▶ Exercise details:
Each line of the listing that includes the string "text" needs to be located and copied.

----

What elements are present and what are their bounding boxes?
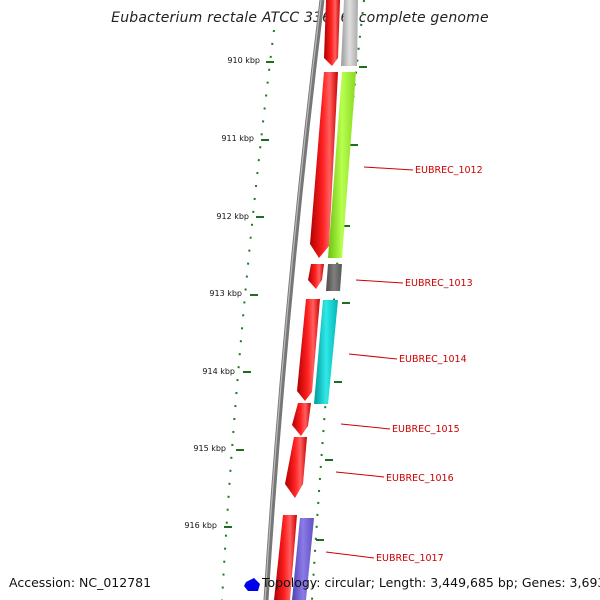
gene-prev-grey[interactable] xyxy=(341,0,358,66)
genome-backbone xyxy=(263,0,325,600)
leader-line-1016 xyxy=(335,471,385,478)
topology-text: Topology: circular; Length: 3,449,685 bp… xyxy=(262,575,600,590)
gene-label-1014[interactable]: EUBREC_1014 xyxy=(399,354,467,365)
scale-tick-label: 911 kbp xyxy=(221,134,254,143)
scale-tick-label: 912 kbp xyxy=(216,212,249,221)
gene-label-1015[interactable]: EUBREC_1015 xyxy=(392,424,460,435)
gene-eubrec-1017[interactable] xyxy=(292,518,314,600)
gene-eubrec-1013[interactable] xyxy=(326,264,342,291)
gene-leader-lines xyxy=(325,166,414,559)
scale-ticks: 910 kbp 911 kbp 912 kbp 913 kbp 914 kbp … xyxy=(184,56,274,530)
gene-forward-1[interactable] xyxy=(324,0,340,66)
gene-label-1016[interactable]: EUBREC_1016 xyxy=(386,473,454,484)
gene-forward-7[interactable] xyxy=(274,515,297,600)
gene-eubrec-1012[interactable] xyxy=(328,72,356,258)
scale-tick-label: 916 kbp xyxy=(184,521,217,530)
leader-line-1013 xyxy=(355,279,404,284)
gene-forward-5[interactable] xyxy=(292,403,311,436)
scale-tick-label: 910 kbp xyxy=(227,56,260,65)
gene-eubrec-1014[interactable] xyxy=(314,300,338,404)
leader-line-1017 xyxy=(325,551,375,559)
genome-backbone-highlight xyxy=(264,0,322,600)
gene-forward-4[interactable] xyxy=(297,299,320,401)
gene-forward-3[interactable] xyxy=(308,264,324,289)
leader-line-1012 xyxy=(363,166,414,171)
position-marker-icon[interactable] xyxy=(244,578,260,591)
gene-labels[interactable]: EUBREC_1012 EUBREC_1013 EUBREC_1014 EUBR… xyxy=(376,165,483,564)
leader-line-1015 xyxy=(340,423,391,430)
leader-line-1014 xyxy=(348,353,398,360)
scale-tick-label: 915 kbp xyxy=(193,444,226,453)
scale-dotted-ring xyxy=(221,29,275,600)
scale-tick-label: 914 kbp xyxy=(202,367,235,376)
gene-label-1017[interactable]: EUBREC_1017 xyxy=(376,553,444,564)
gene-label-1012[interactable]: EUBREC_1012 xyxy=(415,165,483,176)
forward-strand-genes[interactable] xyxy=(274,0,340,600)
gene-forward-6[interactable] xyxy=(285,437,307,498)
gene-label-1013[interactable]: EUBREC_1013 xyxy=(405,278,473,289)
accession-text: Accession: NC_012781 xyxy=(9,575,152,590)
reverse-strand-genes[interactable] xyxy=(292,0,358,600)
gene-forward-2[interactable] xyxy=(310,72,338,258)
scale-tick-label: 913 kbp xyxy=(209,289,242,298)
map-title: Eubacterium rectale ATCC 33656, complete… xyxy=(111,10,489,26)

----

▶ Written answer:
topology-text: Topology: circular; Length: 3,449,685 bp… xyxy=(262,575,600,590)
accession-text: Accession: NC_012781 xyxy=(9,575,152,590)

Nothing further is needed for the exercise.